Can you return, unchanged, the stretch of data below from the line containing "resistor R9 (56 K) (99, 81, 101, 89)" through the line containing "wire inv-input (131, 93, 138, 95)", both included?

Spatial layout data

--

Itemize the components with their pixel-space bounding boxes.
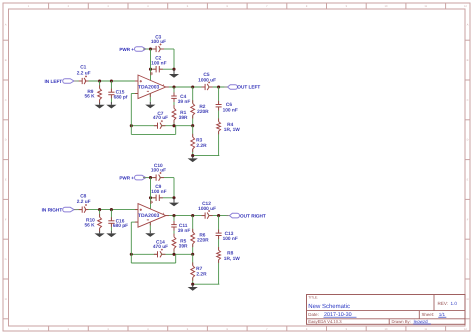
resistor R9 (56 K) (99, 81, 101, 89)
junction bottom (191, 154, 194, 157)
wire output-a (166, 215, 205, 217)
junction out-snub (217, 85, 220, 88)
svg-text:1/1: 1/1 (439, 312, 446, 317)
junction bottom (191, 283, 194, 286)
svg-text:100 uF: 100 uF (151, 168, 166, 174)
svg-text:C8: C8 (80, 193, 86, 199)
svg-text:Date:: Date: (308, 312, 319, 317)
port IN RIGHT (63, 207, 74, 212)
svg-text:G: G (466, 258, 468, 261)
wire pwr-a (143, 177, 156, 179)
svg-text:H: H (5, 298, 7, 301)
wire output-b (209, 86, 229, 88)
svg-text:220R: 220R (197, 238, 209, 244)
svg-text:R5: R5 (180, 238, 186, 244)
capacitor C8 (2.2 uF) (81, 207, 83, 213)
svg-text:H: H (467, 298, 469, 301)
svg-text:E: E (5, 179, 7, 182)
op-amp U2 (TDA2003) (138, 204, 166, 228)
junction fb-left (130, 253, 133, 256)
wire fb-loop (130, 126, 132, 135)
svg-text:B: B (467, 59, 469, 62)
junction input-C (110, 208, 113, 211)
svg-text:C: C (5, 99, 7, 102)
junction out-snub (217, 214, 220, 217)
svg-text:IN RIGHT: IN RIGHT (42, 207, 63, 212)
op-amp U1 (TDA2003) (138, 75, 166, 99)
wire input-left (74, 80, 82, 82)
junction c2-left (149, 196, 152, 199)
wire c2-row-left (151, 197, 156, 199)
wire fb-rail-right (161, 125, 193, 127)
junction input-C (110, 79, 113, 82)
svg-text:A: A (467, 24, 469, 27)
wire input-left (74, 209, 82, 211)
wire input-right (85, 80, 138, 82)
junction input-R (98, 79, 101, 82)
svg-text:Drawn By:: Drawn By: (392, 319, 411, 324)
svg-text:TDA2003: TDA2003 (138, 84, 160, 90)
wire c2-row-left (151, 68, 156, 70)
capacitor C3 (100 uF) (155, 46, 157, 52)
wire fb-loop (130, 254, 132, 263)
title block (307, 295, 466, 325)
svg-text:39R: 39R (179, 244, 188, 250)
capacitor C12 (1000 uF) (204, 213, 206, 219)
svg-text:2.2 uF: 2.2 uF (77, 70, 91, 76)
wire inv-input (131, 93, 138, 95)
svg-text:B: B (5, 59, 7, 62)
resistor R4 (1R, 1W) (218, 107, 220, 122)
svg-text:680 pf: 680 pf (114, 94, 128, 100)
junction c2-right (172, 68, 175, 71)
wire fb-rail-left (131, 253, 157, 255)
ground under R9 (99, 102, 101, 105)
svg-text:TDA2003: TDA2003 (138, 213, 160, 219)
wire inv-input (131, 221, 138, 223)
wire bottom-rail (193, 283, 220, 285)
svg-text:REV:: REV: (438, 301, 449, 306)
svg-text:C1: C1 (80, 65, 86, 71)
svg-text:R4: R4 (227, 122, 233, 128)
capacitor C1 (2.2 uF) (81, 78, 83, 84)
capacitor C10 (100 uF) (155, 175, 157, 181)
svg-text:OUT LEFT: OUT LEFT (237, 85, 260, 90)
capacitor C15 (680 pf) (110, 81, 112, 92)
svg-text:100 nF: 100 nF (223, 236, 238, 242)
junction out-zobel (172, 85, 175, 88)
svg-text:C6: C6 (226, 102, 232, 108)
svg-text:2.2 uF: 2.2 uF (77, 199, 91, 205)
svg-text:220R: 220R (197, 109, 209, 115)
ground op-amp (149, 93, 151, 101)
wire fb-rail-left (131, 125, 157, 127)
svg-text:R2: R2 (199, 104, 205, 110)
svg-text:56 K: 56 K (85, 222, 96, 228)
resistor R5 (39R) (173, 227, 175, 237)
junction out-fb (191, 214, 194, 217)
svg-text:R6: R6 (199, 233, 205, 239)
svg-text:D: D (467, 139, 469, 142)
capacitor C7 (470 uF) (157, 123, 159, 129)
svg-text:100 nF: 100 nF (151, 60, 166, 66)
capacitor C9 (100 nF) (155, 195, 157, 201)
port OUT RIGHT (230, 213, 240, 218)
svg-text:1R, 1W: 1R, 1W (224, 127, 240, 133)
svg-text:Sheet:: Sheet: (422, 312, 435, 317)
ground bottom (192, 284, 194, 287)
wire pwr-b (160, 177, 175, 179)
svg-text:2.2R: 2.2R (196, 271, 207, 277)
svg-text:C12: C12 (202, 201, 211, 207)
svg-text:G: G (5, 258, 7, 261)
svg-text:1000 uF: 1000 uF (198, 77, 216, 83)
port OUT LEFT (228, 85, 238, 90)
svg-text:470 uF: 470 uF (153, 115, 168, 121)
wire c2-row-right (160, 68, 175, 70)
svg-text:100 nF: 100 nF (223, 108, 238, 114)
svg-text:56 K: 56 K (85, 94, 96, 100)
junction c2-right (172, 196, 175, 199)
svg-text:leowzd: leowzd (414, 319, 429, 324)
capacitor C13 (100 nF) (218, 216, 220, 234)
junction fb-r1 (172, 253, 175, 256)
ground op-amp (149, 222, 151, 230)
svg-text:IN LEFT: IN LEFT (44, 79, 62, 84)
svg-text:R7: R7 (196, 266, 202, 272)
junction out-zobel (172, 214, 175, 217)
port IN LEFT (63, 79, 74, 84)
ground pwr-caps (173, 69, 175, 74)
wire output-a (166, 86, 205, 88)
svg-text:R1: R1 (180, 110, 186, 116)
svg-text:D: D (5, 139, 7, 142)
junction fb-left (130, 124, 133, 127)
wire pwr-vertical (150, 49, 152, 80)
svg-text:680 pF: 680 pF (113, 223, 128, 229)
svg-text:1000 uF: 1000 uF (198, 206, 216, 212)
wire pwr-vertical (150, 178, 152, 209)
capacitor C6 (100 nF) (218, 87, 220, 105)
resistor R7 (2.2R) (192, 254, 194, 265)
ground under C15 (110, 102, 112, 105)
svg-text:1R, 1W: 1R, 1W (224, 256, 240, 262)
svg-text:C: C (467, 99, 469, 102)
resistor R6 (220R) (192, 216, 194, 232)
capacitor C16 (680 pF) (110, 210, 112, 221)
svg-text:2.2R: 2.2R (196, 143, 207, 149)
svg-text:TITLE:: TITLE: (308, 295, 318, 299)
junction fb-r1 (172, 124, 175, 127)
svg-text:EasyEDA V4.10.3: EasyEDA V4.10.3 (308, 319, 342, 324)
svg-text:A: A (5, 24, 7, 27)
svg-text:R3: R3 (196, 137, 202, 143)
svg-text:1.0: 1.0 (451, 301, 458, 306)
junction fb-r2 (191, 253, 194, 256)
ground under R10 (99, 231, 101, 234)
svg-text:100 uF: 100 uF (151, 39, 166, 45)
wire output-b (209, 215, 229, 217)
svg-text:39R: 39R (179, 115, 188, 121)
wire pwr-a (143, 48, 156, 50)
resistor R3 (2.2R) (192, 126, 194, 137)
component pin stubs (79, 80, 83, 82)
junction input-R (98, 208, 101, 211)
junction pwr (149, 47, 152, 50)
resistor R10 (56 K) (99, 210, 101, 218)
capacitor C4 (39 nF) (173, 87, 175, 96)
svg-text:New Schematic: New Schematic (308, 303, 350, 310)
resistor R1 (39R) (173, 98, 175, 108)
resistor R8 (1R, 1W) (218, 236, 220, 251)
wire input-right (85, 209, 138, 211)
wire bottom-rail (193, 155, 220, 157)
junction fb-r2 (191, 124, 194, 127)
svg-text:100 nF: 100 nF (151, 189, 166, 195)
wire c2-row-right (160, 197, 175, 199)
capacitor C14 (470 uF) (157, 251, 159, 257)
capacitor C2 (100 nF) (155, 66, 157, 72)
ground bottom (192, 156, 194, 159)
wire pwr-b (160, 48, 175, 50)
capacitor C11 (39 nF) (173, 216, 175, 225)
wire fb-rail-right (161, 253, 193, 255)
junction pwr (149, 176, 152, 179)
resistor R2 (220R) (192, 87, 194, 103)
svg-text:C5: C5 (203, 72, 209, 78)
svg-text:OUT RIGHT: OUT RIGHT (240, 213, 266, 218)
svg-text:39 nF: 39 nF (178, 228, 191, 234)
junction c2-left (149, 68, 152, 71)
port PWR+ (135, 175, 146, 180)
svg-text:39 nF: 39 nF (178, 99, 191, 105)
junction out-fb (191, 85, 194, 88)
svg-text:R8: R8 (227, 251, 233, 257)
svg-text:C13: C13 (225, 231, 234, 237)
component pin stubs (79, 209, 83, 211)
svg-text:E: E (467, 179, 469, 182)
ground pwr-caps (173, 198, 175, 203)
svg-text:PWR +: PWR + (119, 47, 134, 52)
svg-text:470 uF: 470 uF (153, 244, 168, 250)
capacitor C5 (1000 uF) (204, 84, 206, 90)
port PWR+ (135, 47, 146, 52)
ground under C16 (110, 231, 112, 234)
svg-text:PWR +: PWR + (119, 175, 134, 180)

--

**CORRECT RESPONSE**.
resistor R9 (56 K) (99, 81, 101, 89)
junction bottom (191, 154, 194, 157)
wire output-a (166, 215, 205, 217)
junction out-snub (217, 85, 220, 88)
svg-text:1/1: 1/1 (439, 312, 446, 317)
junction bottom (191, 283, 194, 286)
svg-text:100 uF: 100 uF (151, 168, 166, 174)
svg-text:C8: C8 (80, 193, 86, 199)
svg-text:Date:: Date: (308, 312, 319, 317)
port IN RIGHT (63, 207, 74, 212)
svg-text:G: G (466, 258, 468, 261)
wire pwr-a (143, 177, 156, 179)
svg-text:H: H (5, 298, 7, 301)
wire output-b (209, 86, 229, 88)
svg-text:220R: 220R (197, 238, 209, 244)
svg-text:R5: R5 (180, 238, 186, 244)
capacitor C8 (2.2 uF) (81, 207, 83, 213)
svg-text:H: H (467, 298, 469, 301)
svg-text:E: E (5, 179, 7, 182)
op-amp U2 (TDA2003) (138, 204, 166, 228)
junction fb-left (130, 253, 133, 256)
wire fb-loop (130, 126, 132, 135)
svg-text:B: B (467, 59, 469, 62)
junction input-C (110, 208, 113, 211)
svg-text:C: C (5, 99, 7, 102)
junction out-snub (217, 214, 220, 217)
svg-text:IN RIGHT: IN RIGHT (42, 207, 63, 212)
op-amp U1 (TDA2003) (138, 75, 166, 99)
wire input-left (74, 80, 82, 82)
junction c2-left (149, 196, 152, 199)
wire c2-row-left (151, 197, 156, 199)
wire fb-rail-right (161, 125, 193, 127)
junction input-C (110, 79, 113, 82)
svg-text:A: A (467, 24, 469, 27)
wire input-left (74, 209, 82, 211)
wire input-right (85, 80, 138, 82)
junction input-R (98, 79, 101, 82)
svg-text:Drawn By:: Drawn By: (392, 319, 411, 324)
svg-text:TDA2003: TDA2003 (138, 84, 160, 90)
wire c2-row-left (151, 68, 156, 70)
capacitor C3 (100 uF) (155, 46, 157, 52)
wire fb-loop (130, 254, 132, 263)
title block (307, 295, 466, 325)
svg-text:39R: 39R (179, 244, 188, 250)
capacitor C12 (1000 uF) (204, 213, 206, 219)
svg-text:2.2 uF: 2.2 uF (77, 70, 91, 76)
wire inv-input (131, 93, 138, 95)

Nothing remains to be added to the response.